> _What to produce_: Please continue the text about the French actress Berthe Cerny from where it stops.

> _Reading text_:
•••••

French actress (1868–1940)

Berthe Cerny (born Françoise Berthe-Hélène-Lucie de Choudens; 31 January 1868 – 27 March 1940) was a French actress, known as an elegant blonde beauty. She had a brilliant career, interpreting both classical and contemporary roles.
She had several affairs, including with the politicians Aristide Briand and Paul Reynaud, and had two sons by other lovers.
She joined the Comédie-Française in 1906 and became a sociétaire in 1909.

==Early career==

Françoise Berthe-Hélène-Lucie de Choudens was born on 31 January 1868 in Paris.
At a very young age she was a student of Gustave Worms at the Conservatoire de Paris.
She graduated in 1885 with a first prize in acting.
In 1886 she had a child, Jacques Robert de Choudens (1887–1915), by an unknown father.
She played under the stage name Berthe Cerny at the Théâtre de l'Odéon, then the Théâtre du Vaudeville, then other venues, and for twenty years pursued a brilliant career on the boulevards.

•••••

> _Information shown_:

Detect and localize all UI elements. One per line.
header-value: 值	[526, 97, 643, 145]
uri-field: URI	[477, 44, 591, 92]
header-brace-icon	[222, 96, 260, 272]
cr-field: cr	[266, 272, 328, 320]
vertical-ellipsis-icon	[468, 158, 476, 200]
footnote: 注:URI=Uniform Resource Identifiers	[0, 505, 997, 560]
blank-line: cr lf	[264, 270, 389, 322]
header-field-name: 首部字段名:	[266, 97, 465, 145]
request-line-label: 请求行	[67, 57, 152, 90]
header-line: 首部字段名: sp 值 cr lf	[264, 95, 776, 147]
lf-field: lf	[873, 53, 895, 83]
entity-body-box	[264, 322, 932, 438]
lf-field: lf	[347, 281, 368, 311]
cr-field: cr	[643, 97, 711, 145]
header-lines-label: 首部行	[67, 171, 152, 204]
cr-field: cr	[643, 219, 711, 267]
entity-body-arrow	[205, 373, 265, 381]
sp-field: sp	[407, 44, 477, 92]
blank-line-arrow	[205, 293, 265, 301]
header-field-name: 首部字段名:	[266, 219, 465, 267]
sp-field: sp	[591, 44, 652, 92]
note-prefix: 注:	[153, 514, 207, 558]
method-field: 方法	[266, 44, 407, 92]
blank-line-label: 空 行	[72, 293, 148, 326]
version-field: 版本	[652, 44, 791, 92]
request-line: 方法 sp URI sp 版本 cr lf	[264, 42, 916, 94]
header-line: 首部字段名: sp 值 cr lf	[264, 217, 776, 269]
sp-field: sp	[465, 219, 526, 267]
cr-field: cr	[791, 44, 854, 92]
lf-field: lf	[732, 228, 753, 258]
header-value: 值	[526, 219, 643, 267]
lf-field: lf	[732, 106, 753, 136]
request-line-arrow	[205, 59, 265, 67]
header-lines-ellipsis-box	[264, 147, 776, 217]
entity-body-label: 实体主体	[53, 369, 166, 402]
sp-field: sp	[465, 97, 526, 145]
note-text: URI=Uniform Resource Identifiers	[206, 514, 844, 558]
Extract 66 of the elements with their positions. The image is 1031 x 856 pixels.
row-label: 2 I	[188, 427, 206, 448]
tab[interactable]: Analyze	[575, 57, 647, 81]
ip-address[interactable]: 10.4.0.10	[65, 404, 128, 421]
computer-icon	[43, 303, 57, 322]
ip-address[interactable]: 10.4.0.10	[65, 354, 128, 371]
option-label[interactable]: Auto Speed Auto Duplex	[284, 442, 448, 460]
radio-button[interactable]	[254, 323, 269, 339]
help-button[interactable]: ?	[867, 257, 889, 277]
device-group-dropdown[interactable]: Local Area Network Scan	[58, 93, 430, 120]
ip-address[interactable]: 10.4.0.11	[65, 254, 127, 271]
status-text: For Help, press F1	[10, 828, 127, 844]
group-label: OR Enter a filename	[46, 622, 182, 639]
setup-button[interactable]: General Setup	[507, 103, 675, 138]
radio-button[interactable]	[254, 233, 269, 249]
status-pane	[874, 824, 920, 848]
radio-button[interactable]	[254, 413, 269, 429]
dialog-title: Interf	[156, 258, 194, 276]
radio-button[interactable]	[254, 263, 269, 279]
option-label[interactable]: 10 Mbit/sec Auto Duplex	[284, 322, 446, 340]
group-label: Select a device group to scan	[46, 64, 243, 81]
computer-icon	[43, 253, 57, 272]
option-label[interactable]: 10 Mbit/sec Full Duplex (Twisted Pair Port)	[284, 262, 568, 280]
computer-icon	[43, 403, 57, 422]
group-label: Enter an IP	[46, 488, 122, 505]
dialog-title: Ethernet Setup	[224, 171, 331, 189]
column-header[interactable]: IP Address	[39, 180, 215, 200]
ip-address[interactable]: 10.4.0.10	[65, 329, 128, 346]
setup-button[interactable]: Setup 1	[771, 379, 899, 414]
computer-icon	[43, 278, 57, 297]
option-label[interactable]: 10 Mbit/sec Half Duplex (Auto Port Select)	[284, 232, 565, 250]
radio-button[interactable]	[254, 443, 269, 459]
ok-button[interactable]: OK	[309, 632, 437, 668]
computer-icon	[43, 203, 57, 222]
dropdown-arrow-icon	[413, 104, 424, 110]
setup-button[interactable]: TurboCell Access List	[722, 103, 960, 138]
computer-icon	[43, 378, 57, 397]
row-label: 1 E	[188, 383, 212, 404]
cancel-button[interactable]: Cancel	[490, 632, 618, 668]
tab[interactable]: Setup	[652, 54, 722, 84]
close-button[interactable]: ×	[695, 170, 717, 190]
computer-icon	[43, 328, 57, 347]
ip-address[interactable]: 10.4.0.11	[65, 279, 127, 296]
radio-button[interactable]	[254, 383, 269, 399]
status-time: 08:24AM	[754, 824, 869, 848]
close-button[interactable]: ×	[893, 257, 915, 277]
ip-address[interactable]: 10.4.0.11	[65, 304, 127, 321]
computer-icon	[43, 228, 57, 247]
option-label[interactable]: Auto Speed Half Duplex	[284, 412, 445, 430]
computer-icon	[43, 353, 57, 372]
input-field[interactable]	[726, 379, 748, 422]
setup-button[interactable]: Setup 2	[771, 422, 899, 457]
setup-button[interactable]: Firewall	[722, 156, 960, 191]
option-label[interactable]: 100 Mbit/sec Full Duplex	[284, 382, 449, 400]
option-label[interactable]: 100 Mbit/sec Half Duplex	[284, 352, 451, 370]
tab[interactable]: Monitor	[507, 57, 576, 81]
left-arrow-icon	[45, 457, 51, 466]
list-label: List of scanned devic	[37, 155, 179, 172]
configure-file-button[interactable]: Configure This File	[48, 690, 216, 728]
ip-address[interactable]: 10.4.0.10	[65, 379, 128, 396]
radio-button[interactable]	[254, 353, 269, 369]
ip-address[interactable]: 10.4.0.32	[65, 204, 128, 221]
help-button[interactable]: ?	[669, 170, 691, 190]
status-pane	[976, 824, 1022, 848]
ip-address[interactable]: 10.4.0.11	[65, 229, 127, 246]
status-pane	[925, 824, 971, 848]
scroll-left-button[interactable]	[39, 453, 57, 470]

•••••

> _Written reply_:
She played notable roles in plays by Paul Hervieu, Marcel Prévost and Georges de Porto-Riche.

Les Annales du Théâtre et de la Musique for 1893 reported three plays that featured Berthe Cerny.
In January she appeared at the Théâtre du Gymnase Marie Bell in Je dîne chez ma mère by Adrien Decourcelle.
The critic wrote, "Mlle. Berthe Cerny, who had just had a great success in Brussels, had taken over Sophie Arnould's role with infinite charm and grace."
In April she appeared again at the Théâtre du Gymnase Marie Bell as Maman Clémentine in the Homme à l'oreille cassée by Pierre Decourcelle and Antony Mars, after the novel by Edmond About.
She appeared at the Théâtre du Palais-Royal in November as Etiennette in the romantic comedy Leurs Gigolettes by Henri Meilhac and Albert de Saint-Albin.
The critic said, "Berthe Cerny is fine and perverse; she shows us, moreover, with laudable disinterest, two exquisitely molded legs in pretty stockings of black silk."

In 1895 Alexandre Dumas, fils repeated the stale idea that actresses must be immoral, saying the "feverish work, the quest for feigned emotions, the thirst for applause, the joys of triumph ... raise their bodies to a temperature they must maintain in real life."
Berthe Cerny was among those who contradicted him in the pages of Le Temps, saying that a well-behaved but talented actress could easily portray vice.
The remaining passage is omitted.